◆ **Supplied material**
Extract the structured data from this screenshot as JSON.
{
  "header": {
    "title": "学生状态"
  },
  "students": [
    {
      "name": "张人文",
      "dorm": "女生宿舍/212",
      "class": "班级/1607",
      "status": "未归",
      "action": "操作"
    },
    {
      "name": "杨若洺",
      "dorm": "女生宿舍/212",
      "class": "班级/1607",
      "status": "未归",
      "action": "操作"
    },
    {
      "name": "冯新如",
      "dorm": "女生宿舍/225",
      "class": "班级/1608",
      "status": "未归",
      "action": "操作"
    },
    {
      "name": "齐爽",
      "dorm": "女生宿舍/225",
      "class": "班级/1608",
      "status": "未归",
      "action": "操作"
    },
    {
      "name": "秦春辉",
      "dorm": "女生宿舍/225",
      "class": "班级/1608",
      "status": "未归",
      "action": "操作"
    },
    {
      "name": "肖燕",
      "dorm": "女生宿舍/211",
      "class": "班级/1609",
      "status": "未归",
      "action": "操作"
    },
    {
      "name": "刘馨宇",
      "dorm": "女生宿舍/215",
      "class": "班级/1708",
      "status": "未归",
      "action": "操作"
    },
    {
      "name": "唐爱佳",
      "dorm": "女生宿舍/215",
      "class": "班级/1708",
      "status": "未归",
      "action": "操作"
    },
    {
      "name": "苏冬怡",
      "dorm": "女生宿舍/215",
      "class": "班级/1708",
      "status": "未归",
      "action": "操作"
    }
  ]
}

◆ **Objective**
Go through the listing and copy all of it exactly.

◆ **The response**
Extract the structured data from this screenshot as JSON.
{
  "header": {
    "title": "学生状态"
  },
  "students": [
    {
      "name": "张人文",
      "dorm": "女生宿舍/212",
      "class": "班级/1607",
      "status": "未归",
      "action": "操作"
    },
    {
      "name": "杨若洺",
      "dorm": "女生宿舍/212",
      "class": "班级/1607",
      "status": "未归",
      "action": "操作"
    },
    {
      "name": "冯新如",
      "dorm": "女生宿舍/225",
      "class": "班级/1608",
      "status": "未归",
      "action": "操作"
    },
    {
      "name": "齐爽",
      "dorm": "女生宿舍/225",
      "class": "班级/1608",
      "status": "未归",
      "action": "操作"
    },
    {
      "name": "秦春辉",
      "dorm": "女生宿舍/225",
      "class": "班级/1608",
      "status": "未归",
      "action": "操作"
    },
    {
      "name": "肖燕",
      "dorm": "女生宿舍/211",
      "class": "班级/1609",
      "status": "未归",
      "action": "操作"
    },
    {
      "name": "刘馨宇",
      "dorm": "女生宿舍/215",
      "class": "班级/1708",
      "status": "未归",
      "action": "操作"
    },
    {
      "name": "唐爱佳",
      "dorm": "女生宿舍/215",
      "class": "班级/1708",
      "status": "未归",
      "action": "操作"
    },
    {
      "name": "苏冬怡",
      "dorm": "女生宿舍/215",
      "class": "班级/1708",
      "status": "未归",
      "action": "操作"
    }
  ]
}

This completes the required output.